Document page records

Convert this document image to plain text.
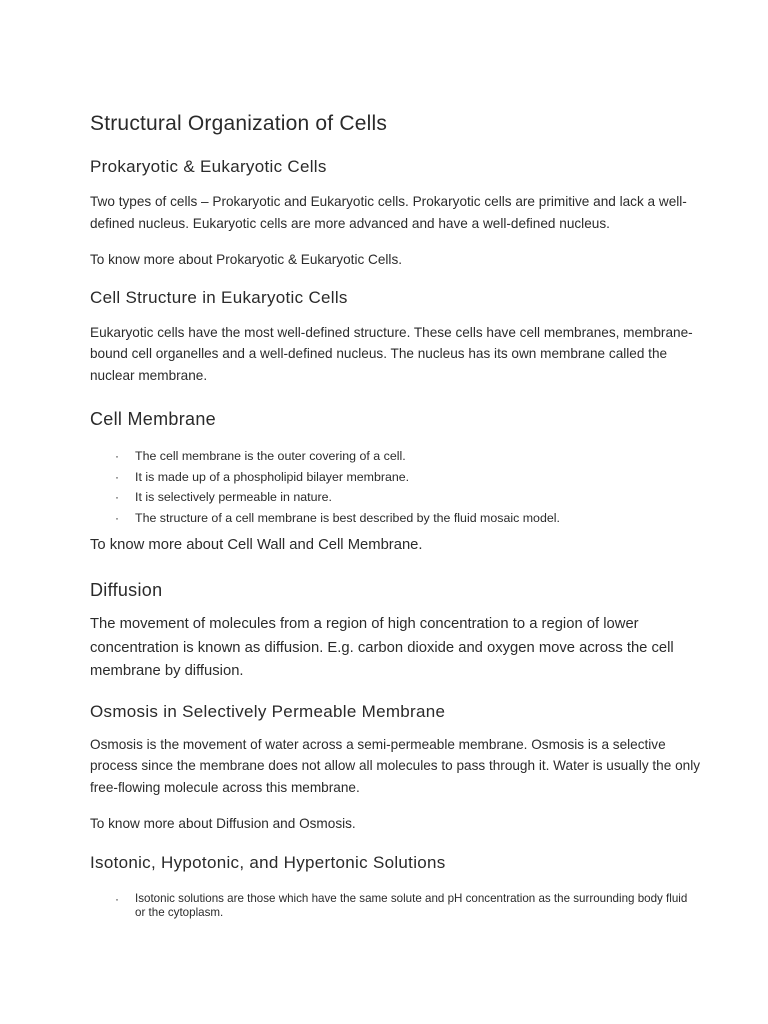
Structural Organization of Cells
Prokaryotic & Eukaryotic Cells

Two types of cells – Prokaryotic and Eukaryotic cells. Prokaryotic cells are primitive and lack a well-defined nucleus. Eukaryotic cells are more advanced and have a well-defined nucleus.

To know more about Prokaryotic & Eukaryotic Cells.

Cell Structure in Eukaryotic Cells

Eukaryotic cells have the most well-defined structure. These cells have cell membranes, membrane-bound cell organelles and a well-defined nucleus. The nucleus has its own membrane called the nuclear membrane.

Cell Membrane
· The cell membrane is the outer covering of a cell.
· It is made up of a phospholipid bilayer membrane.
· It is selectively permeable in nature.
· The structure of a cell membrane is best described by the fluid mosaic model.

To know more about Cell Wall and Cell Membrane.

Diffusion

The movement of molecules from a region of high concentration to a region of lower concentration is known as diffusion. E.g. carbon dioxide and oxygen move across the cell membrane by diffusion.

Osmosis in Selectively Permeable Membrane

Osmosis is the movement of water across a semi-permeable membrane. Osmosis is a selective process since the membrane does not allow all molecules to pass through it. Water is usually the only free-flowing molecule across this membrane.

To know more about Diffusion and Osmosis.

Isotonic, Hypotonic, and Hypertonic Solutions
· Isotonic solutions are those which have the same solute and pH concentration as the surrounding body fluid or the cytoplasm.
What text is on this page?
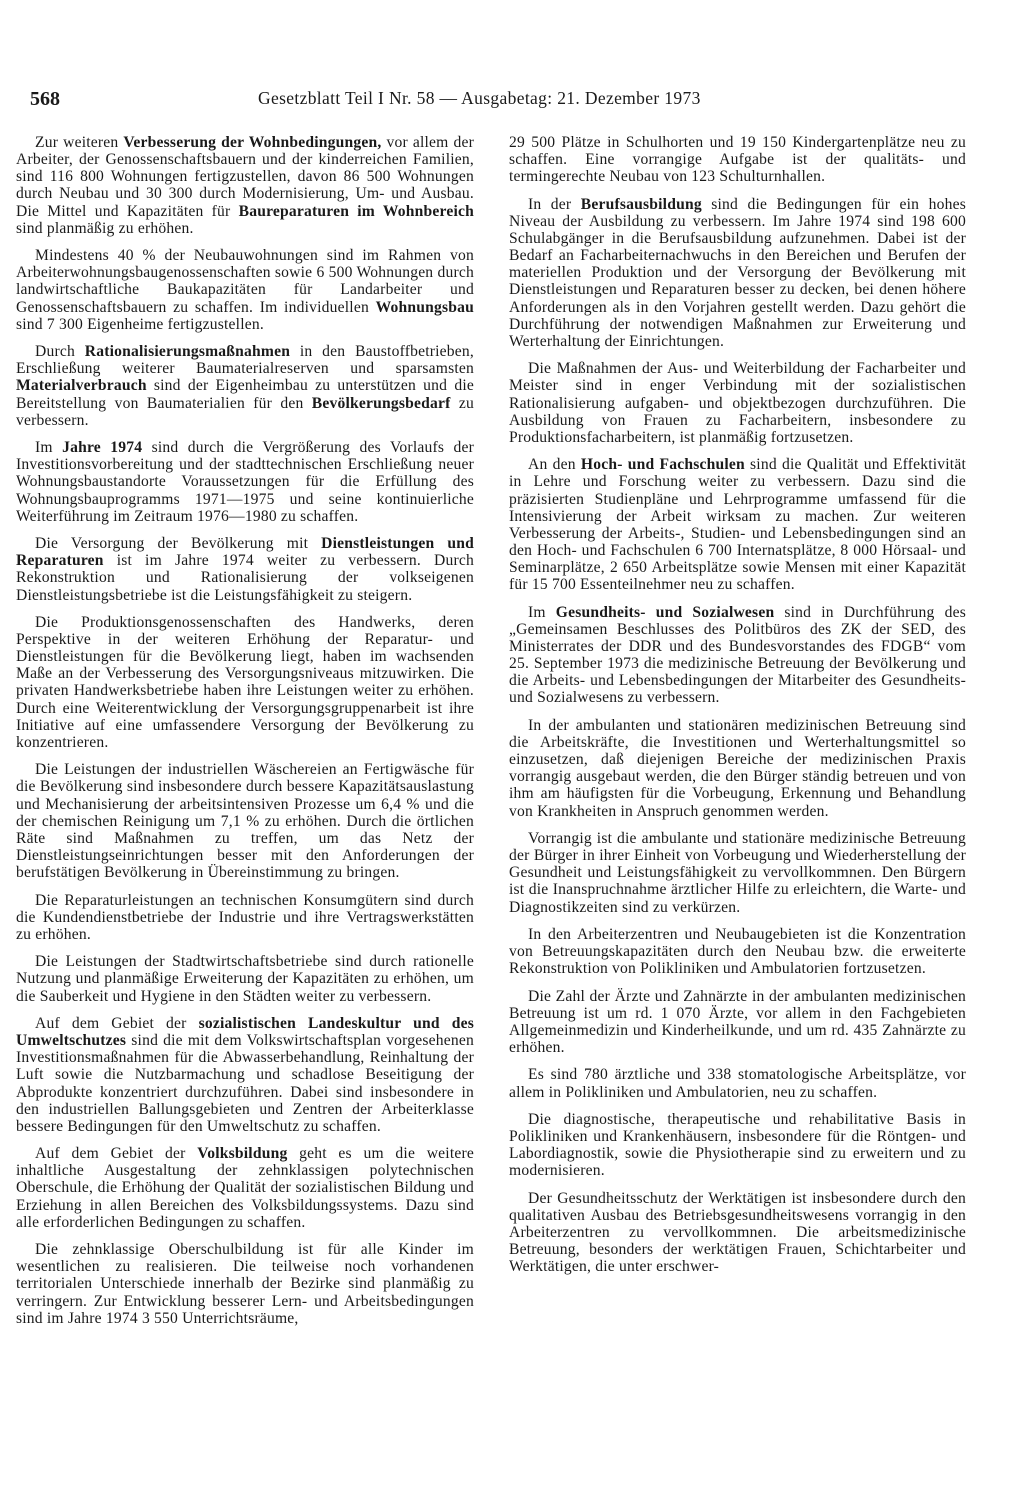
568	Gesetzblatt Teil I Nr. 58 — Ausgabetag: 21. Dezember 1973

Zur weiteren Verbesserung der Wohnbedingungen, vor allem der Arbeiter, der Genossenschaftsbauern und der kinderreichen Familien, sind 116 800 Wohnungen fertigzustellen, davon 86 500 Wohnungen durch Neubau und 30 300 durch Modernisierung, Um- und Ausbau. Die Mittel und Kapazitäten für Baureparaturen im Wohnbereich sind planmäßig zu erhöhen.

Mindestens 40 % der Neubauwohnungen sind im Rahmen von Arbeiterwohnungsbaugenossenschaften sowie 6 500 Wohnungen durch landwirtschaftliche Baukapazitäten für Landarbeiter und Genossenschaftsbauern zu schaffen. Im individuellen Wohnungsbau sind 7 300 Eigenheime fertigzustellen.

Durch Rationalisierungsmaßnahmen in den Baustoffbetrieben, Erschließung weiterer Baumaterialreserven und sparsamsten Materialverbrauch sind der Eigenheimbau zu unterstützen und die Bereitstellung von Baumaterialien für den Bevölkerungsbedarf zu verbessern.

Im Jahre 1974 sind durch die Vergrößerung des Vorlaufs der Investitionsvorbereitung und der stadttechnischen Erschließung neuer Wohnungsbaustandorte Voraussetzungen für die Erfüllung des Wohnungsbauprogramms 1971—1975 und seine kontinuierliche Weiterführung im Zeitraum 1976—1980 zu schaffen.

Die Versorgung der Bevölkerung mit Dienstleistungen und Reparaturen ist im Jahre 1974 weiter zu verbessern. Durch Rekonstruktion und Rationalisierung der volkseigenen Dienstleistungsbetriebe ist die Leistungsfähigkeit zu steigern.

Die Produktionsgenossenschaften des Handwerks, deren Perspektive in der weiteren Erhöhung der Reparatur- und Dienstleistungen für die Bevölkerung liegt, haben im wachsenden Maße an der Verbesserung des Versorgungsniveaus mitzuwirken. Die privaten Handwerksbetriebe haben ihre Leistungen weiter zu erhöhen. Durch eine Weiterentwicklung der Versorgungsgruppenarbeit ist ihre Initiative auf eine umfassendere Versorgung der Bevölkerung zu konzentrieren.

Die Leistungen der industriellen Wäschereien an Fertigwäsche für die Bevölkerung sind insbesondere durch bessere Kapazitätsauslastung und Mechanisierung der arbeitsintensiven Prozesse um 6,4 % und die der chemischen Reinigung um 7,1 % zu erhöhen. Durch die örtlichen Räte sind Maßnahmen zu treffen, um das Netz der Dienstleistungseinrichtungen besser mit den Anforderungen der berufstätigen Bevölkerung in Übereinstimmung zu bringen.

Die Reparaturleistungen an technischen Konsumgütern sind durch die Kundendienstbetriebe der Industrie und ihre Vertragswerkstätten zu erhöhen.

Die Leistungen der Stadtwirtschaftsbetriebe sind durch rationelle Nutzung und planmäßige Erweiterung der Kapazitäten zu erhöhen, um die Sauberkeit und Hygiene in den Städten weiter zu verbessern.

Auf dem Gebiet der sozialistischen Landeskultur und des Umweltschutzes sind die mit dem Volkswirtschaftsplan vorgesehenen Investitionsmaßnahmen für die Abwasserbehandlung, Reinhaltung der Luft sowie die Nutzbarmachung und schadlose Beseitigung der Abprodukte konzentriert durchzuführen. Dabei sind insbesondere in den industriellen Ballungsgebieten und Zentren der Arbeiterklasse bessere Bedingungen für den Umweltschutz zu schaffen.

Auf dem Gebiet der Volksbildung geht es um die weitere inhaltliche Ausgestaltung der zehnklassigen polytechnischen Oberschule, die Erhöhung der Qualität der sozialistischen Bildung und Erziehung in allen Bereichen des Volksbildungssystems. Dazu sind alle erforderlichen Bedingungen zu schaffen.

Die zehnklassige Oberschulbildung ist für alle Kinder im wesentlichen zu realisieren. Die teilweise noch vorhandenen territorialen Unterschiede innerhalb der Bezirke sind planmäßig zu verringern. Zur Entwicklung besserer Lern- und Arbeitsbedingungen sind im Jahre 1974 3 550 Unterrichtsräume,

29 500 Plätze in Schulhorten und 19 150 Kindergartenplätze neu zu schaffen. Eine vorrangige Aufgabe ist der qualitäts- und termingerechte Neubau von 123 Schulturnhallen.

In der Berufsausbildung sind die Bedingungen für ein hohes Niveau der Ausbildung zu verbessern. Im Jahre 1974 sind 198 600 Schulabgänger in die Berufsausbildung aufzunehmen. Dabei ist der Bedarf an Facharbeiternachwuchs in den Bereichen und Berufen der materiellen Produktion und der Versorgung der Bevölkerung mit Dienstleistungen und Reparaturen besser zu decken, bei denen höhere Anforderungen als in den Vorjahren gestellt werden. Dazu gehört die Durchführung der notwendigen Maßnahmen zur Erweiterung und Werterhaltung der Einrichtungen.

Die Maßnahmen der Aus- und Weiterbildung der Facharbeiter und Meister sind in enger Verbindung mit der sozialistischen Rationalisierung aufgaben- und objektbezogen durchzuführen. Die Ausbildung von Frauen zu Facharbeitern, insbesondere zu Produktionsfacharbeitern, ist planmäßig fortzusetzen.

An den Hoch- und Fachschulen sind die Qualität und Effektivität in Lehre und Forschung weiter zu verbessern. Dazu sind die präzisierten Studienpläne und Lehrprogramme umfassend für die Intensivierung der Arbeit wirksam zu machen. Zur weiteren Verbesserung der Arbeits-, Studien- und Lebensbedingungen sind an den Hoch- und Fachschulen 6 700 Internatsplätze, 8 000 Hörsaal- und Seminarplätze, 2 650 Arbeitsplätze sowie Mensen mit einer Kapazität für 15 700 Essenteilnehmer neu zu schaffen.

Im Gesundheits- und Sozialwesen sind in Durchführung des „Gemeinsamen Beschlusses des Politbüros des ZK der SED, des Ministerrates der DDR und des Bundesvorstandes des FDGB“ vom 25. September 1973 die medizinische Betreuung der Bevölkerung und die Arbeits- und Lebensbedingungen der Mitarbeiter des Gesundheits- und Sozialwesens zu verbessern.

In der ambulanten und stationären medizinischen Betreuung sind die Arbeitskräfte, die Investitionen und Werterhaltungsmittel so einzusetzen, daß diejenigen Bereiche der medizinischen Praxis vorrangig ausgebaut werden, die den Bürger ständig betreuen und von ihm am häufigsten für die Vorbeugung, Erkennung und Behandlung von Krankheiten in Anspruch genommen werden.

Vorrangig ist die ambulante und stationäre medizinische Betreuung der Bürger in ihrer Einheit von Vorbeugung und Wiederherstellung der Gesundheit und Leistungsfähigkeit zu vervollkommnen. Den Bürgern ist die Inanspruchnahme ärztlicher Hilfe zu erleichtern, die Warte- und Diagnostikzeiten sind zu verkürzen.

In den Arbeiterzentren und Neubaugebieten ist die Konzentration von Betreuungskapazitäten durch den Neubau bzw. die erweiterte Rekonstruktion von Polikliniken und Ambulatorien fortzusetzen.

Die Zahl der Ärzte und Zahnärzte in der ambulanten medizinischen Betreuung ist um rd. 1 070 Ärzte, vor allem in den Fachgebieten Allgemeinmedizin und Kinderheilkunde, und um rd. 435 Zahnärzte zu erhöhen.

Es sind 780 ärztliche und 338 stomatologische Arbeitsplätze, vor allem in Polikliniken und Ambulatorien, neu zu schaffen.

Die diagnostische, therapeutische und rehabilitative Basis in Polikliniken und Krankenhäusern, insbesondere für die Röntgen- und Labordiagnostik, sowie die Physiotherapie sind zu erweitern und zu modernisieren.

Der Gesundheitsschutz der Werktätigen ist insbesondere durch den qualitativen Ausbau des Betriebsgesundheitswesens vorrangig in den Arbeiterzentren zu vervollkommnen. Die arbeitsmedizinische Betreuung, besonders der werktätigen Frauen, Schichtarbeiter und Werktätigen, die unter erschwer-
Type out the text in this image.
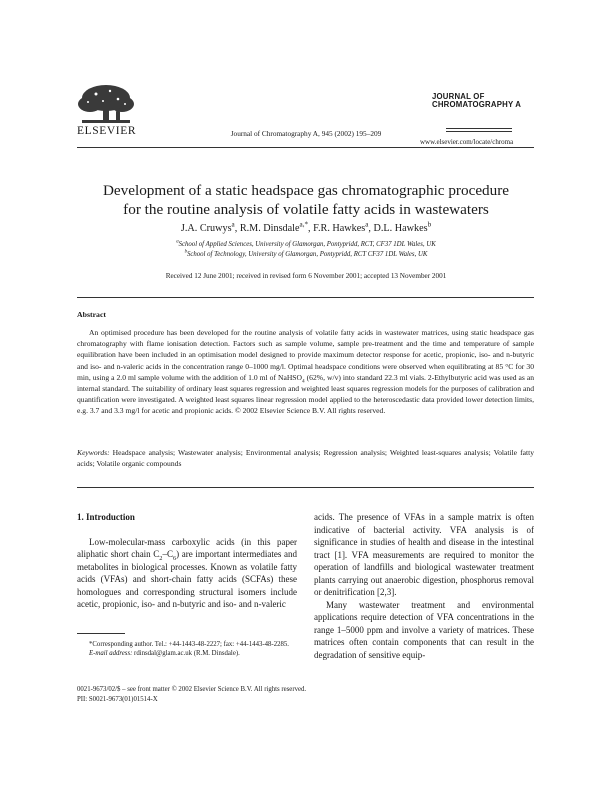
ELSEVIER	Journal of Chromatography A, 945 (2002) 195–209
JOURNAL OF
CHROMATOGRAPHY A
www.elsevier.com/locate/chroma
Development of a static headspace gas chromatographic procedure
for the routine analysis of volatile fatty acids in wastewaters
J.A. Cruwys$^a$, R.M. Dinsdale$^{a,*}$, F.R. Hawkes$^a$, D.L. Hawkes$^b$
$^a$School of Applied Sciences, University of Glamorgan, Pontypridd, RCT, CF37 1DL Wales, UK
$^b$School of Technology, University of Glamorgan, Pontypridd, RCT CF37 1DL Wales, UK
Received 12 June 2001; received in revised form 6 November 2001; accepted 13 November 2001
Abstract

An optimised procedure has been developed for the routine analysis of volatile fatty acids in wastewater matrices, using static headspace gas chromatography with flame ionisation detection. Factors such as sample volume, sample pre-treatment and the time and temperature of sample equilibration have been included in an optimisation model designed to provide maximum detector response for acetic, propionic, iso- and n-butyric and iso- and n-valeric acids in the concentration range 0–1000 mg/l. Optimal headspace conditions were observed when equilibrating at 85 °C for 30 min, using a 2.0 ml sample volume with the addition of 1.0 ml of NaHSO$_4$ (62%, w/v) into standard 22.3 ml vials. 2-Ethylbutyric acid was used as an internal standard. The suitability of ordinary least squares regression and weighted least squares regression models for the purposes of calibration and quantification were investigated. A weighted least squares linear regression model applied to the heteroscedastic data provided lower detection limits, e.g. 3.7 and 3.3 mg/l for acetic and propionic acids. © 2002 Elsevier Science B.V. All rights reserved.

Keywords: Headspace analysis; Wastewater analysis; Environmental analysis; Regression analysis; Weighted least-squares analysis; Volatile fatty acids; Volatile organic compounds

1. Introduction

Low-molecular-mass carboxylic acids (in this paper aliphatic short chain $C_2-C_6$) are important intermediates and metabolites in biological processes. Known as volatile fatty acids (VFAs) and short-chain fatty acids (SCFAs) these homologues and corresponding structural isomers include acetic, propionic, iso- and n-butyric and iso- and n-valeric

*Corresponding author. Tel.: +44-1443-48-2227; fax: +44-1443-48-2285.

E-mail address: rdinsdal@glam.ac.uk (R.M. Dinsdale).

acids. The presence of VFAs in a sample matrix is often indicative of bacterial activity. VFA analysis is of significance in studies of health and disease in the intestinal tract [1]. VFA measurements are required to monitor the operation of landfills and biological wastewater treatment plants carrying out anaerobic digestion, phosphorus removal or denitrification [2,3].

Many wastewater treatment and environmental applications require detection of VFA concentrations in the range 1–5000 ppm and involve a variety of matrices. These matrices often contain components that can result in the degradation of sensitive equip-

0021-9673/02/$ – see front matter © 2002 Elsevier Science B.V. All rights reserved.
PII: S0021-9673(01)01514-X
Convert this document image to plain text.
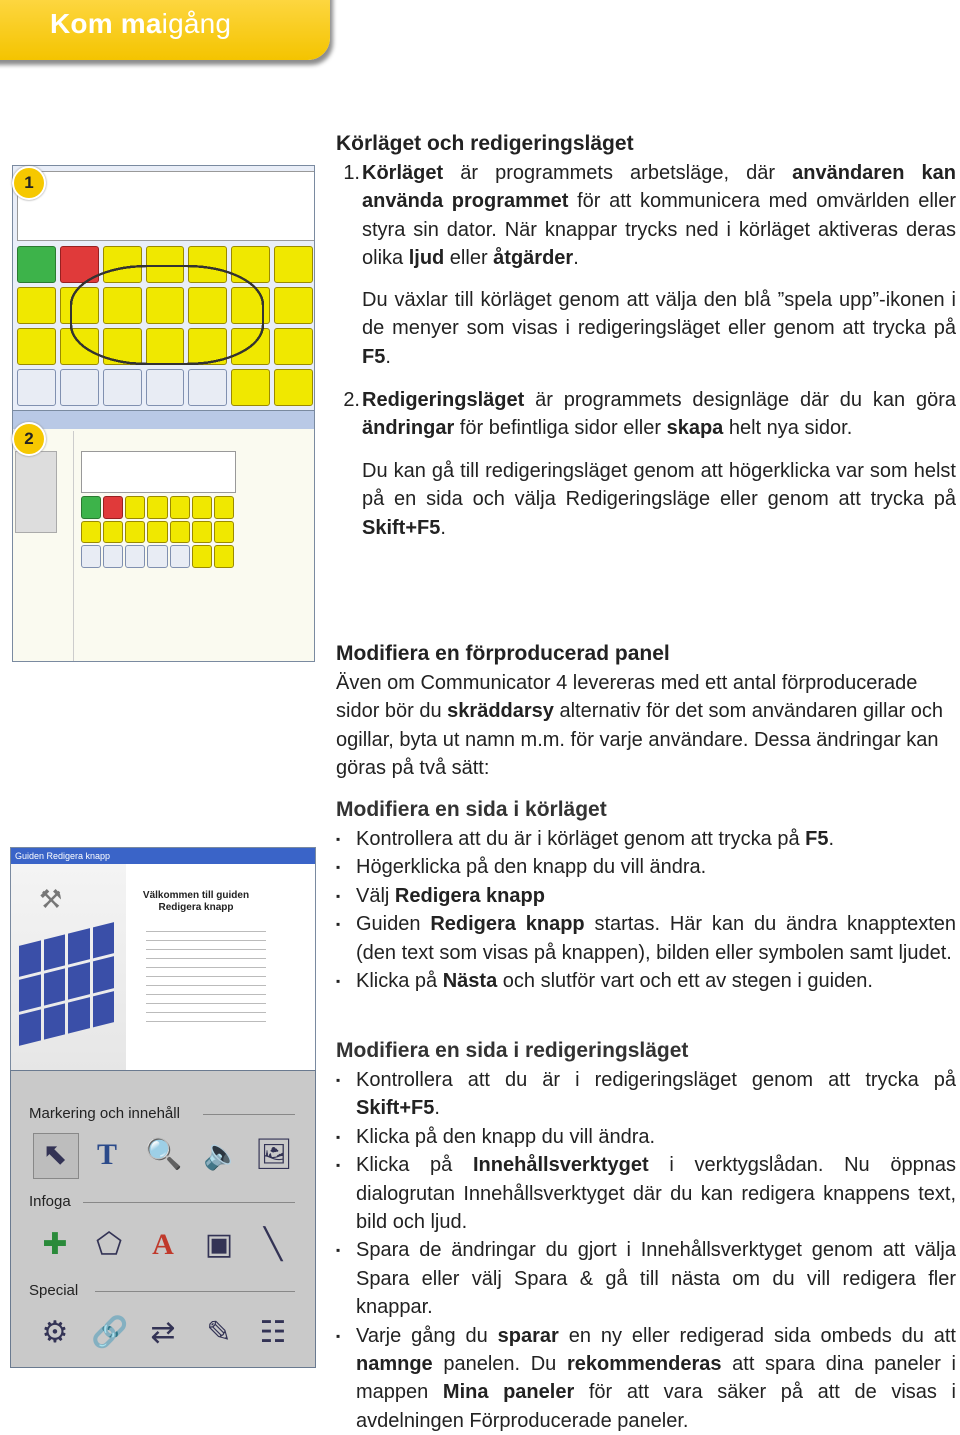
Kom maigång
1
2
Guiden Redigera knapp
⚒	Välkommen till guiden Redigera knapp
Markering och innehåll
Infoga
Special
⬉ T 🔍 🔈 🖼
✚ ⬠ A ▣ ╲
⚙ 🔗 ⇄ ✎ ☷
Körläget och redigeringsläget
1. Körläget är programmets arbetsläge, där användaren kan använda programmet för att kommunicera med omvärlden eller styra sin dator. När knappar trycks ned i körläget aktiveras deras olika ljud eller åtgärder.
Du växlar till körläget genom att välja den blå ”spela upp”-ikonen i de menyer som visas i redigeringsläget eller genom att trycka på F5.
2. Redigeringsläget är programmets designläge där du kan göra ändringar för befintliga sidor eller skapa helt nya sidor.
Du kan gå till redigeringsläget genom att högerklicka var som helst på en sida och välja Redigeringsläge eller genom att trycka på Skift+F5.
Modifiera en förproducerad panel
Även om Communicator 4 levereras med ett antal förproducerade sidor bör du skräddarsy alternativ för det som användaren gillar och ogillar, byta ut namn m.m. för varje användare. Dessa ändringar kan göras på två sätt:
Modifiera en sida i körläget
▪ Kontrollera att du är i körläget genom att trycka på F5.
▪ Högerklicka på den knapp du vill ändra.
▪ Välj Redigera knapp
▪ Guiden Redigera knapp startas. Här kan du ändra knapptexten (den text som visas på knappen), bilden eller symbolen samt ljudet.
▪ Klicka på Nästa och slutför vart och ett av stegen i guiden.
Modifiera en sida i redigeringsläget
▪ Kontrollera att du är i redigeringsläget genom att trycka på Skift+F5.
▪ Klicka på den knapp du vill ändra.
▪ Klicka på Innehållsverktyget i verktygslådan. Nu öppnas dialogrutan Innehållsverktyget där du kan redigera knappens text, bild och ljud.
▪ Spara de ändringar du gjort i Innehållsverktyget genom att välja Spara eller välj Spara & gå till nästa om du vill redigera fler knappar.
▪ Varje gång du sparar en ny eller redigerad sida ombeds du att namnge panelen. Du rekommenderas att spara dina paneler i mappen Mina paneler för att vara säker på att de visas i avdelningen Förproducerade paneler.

### TASK GOAL:
Gather all lines of the records that include the word "eller".

### RESPONSE:
1. Körläget är programmets arbetsläge, där användaren kan använda programmet för att kommunicera med omvärlden eller styra sin dator. När knappar trycks ned i körläget aktiveras deras olika ljud eller åtgärder.
Du växlar till körläget genom att välja den blå ”spela upp”-ikonen i de menyer som visas i redigeringsläget eller genom att trycka på F5.
2. Redigeringsläget är programmets designläge där du kan göra ändringar för befintliga sidor eller skapa helt nya sidor.
Du kan gå till redigeringsläget genom att högerklicka var som helst på en sida och välja Redigeringsläge eller genom att trycka på Skift+F5.
▪ Guiden Redigera knapp startas. Här kan du ändra knapptexten (den text som visas på knappen), bilden eller symbolen samt ljudet.
▪ Spara de ändringar du gjort i Innehållsverktyget genom att välja Spara eller välj Spara & gå till nästa om du vill redigera fler knappar.
▪ Varje gång du sparar en ny eller redigerad sida ombeds du att namnge panelen. Du rekommenderas att spara dina paneler i mappen Mina paneler för att vara säker på att de visas i avdelningen Förproducerade paneler.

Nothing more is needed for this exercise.